## SHORT EXERCISE
Extract all lines from the data beneath that include the word "стимуляции".

## RECORDS FOR THE TASK
==================================================
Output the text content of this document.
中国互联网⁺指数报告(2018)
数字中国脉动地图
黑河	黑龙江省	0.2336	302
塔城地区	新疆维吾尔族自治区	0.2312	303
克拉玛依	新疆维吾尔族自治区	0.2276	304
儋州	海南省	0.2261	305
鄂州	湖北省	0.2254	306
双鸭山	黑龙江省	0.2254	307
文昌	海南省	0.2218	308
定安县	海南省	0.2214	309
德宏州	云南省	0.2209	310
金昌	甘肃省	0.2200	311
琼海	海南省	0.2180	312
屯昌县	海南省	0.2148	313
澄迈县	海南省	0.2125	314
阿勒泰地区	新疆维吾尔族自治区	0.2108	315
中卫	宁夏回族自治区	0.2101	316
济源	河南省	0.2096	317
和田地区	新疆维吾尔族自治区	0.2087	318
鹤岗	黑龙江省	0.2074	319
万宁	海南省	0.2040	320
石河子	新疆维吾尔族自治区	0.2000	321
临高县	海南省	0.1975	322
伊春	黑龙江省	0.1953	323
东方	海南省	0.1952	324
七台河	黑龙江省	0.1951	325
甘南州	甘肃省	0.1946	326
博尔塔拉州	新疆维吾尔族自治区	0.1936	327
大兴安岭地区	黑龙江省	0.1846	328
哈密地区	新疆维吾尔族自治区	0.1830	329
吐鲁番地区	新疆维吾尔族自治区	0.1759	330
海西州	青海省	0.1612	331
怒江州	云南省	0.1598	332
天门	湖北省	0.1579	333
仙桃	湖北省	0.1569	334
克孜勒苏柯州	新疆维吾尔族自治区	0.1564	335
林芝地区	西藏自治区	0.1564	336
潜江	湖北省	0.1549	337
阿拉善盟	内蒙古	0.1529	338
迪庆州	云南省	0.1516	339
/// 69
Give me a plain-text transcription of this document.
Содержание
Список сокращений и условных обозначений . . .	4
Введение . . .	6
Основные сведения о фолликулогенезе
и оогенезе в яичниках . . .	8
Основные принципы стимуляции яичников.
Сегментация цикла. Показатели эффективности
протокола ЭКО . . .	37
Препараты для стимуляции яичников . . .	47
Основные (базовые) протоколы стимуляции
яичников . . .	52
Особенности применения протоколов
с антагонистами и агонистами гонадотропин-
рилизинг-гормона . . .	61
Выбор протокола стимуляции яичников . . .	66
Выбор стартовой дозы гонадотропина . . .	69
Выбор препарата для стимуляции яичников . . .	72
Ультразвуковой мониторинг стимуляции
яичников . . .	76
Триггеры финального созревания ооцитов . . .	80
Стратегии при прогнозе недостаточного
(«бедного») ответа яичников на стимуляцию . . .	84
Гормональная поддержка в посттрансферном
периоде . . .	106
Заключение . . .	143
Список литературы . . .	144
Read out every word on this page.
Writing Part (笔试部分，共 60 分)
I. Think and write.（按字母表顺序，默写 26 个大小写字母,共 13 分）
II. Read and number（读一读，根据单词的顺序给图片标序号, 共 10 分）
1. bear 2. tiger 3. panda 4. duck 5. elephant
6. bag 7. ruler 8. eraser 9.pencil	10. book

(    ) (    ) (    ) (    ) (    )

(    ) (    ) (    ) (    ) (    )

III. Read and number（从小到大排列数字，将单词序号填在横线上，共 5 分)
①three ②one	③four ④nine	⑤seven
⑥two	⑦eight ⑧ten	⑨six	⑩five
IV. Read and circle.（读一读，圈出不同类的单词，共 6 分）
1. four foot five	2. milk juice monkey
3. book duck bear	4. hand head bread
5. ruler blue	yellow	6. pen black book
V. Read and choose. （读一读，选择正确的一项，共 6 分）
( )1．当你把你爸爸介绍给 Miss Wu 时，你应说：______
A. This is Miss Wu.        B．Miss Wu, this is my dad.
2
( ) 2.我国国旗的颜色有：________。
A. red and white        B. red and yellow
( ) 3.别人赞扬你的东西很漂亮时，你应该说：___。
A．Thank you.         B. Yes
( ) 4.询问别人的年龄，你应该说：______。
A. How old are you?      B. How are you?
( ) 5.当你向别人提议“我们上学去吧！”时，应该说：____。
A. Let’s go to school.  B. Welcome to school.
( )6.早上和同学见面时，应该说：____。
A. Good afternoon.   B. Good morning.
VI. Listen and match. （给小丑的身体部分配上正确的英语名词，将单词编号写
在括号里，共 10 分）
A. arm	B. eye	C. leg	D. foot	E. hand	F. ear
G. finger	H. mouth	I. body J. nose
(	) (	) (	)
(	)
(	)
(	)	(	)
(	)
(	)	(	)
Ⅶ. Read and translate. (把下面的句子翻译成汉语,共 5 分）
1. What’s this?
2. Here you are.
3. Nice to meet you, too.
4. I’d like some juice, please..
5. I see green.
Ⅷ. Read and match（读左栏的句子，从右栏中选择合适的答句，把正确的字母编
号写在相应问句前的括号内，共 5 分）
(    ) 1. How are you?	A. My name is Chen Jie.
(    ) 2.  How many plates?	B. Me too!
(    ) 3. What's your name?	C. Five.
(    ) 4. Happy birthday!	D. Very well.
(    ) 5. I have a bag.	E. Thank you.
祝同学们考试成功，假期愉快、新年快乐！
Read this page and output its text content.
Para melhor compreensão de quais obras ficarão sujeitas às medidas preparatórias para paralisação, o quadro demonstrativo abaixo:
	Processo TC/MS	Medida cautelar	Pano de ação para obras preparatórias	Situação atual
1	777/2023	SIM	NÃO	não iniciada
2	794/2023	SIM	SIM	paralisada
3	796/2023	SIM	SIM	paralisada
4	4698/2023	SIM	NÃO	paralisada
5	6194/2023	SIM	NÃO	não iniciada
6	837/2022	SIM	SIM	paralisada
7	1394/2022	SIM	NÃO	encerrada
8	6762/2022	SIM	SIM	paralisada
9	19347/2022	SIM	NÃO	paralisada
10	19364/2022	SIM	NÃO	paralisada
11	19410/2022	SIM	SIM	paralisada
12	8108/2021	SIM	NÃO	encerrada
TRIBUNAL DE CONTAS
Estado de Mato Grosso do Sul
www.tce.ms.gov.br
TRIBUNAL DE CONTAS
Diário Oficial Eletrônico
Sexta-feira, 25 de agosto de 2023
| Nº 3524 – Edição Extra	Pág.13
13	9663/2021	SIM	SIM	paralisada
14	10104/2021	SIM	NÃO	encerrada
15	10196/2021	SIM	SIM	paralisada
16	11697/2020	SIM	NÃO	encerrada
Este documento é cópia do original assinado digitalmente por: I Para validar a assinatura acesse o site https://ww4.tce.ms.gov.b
==================================================
## FULL OUTPUT
Основные принципы стимуляции яичников.
Препараты для стимуляции яичников . . .	47
Основные (базовые) протоколы стимуляции
Выбор протокола стимуляции яичников . . .	66
Выбор препарата для стимуляции яичников . . .	72
Ультразвуковой мониторинг стимуляции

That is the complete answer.